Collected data
---*---
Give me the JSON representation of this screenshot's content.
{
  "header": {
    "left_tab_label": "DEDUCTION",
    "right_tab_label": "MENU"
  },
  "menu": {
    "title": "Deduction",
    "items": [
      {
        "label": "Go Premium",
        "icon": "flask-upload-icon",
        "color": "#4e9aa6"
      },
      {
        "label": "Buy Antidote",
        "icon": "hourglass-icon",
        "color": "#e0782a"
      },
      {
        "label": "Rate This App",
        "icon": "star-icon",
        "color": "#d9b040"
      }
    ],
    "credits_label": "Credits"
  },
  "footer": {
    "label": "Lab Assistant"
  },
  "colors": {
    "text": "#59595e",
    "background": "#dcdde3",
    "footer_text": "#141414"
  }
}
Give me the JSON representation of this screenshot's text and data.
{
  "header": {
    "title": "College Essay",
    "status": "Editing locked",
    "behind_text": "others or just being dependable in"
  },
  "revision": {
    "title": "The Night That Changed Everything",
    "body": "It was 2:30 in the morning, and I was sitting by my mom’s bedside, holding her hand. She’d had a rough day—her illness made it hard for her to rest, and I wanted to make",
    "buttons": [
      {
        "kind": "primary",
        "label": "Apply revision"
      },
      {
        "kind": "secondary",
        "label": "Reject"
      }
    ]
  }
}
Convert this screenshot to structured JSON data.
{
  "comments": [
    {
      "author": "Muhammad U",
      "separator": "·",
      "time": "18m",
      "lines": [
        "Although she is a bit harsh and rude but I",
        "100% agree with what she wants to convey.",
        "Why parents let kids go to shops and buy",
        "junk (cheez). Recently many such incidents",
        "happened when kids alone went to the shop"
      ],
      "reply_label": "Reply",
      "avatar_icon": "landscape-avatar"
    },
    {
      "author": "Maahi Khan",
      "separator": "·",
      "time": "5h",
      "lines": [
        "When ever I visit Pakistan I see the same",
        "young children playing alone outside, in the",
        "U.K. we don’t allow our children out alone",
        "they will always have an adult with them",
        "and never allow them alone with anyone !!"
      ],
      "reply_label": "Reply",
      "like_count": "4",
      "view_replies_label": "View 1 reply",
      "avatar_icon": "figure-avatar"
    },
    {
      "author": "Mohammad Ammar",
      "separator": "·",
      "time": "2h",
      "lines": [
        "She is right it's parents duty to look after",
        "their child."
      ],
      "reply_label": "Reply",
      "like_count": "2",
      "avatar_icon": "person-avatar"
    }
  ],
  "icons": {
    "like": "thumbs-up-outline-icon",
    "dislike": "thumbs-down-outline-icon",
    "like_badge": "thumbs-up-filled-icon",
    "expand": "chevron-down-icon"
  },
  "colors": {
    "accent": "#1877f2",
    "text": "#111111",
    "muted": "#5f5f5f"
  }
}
---*---
> Exercise directions: Can you quote exactly the lines from the one containing "Convert this screenshot" through the last line of the records above, and nothing else?

> Response to this exercise:
Convert this screenshot to structured JSON data.
{
  "comments": [
    {
      "author": "Muhammad U",
      "separator": "·",
      "time": "18m",
      "lines": [
        "Although she is a bit harsh and rude but I",
        "100% agree with what she wants to convey.",
        "Why parents let kids go to shops and buy",
        "junk (cheez). Recently many such incidents",
        "happened when kids alone went to the shop"
      ],
      "reply_label": "Reply",
      "avatar_icon": "landscape-avatar"
    },
    {
      "author": "Maahi Khan",
      "separator": "·",
      "time": "5h",
      "lines": [
        "When ever I visit Pakistan I see the same",
        "young children playing alone outside, in the",
        "U.K. we don’t allow our children out alone",
        "they will always have an adult with them",
        "and never allow them alone with anyone !!"
      ],
      "reply_label": "Reply",
      "like_count": "4",
      "view_replies_label": "View 1 reply",
      "avatar_icon": "figure-avatar"
    },
    {
      "author": "Mohammad Ammar",
      "separator": "·",
      "time": "2h",
      "lines": [
        "She is right it's parents duty to look after",
        "their child."
      ],
      "reply_label": "Reply",
      "like_count": "2",
      "avatar_icon": "person-avatar"
    }
  ],
  "icons": {
    "like": "thumbs-up-outline-icon",
    "dislike": "thumbs-down-outline-icon",
    "like_badge": "thumbs-up-filled-icon",
    "expand": "chevron-down-icon"
  },
  "colors": {
    "accent": "#1877f2",
    "text": "#111111",
    "muted": "#5f5f5f"
  }
}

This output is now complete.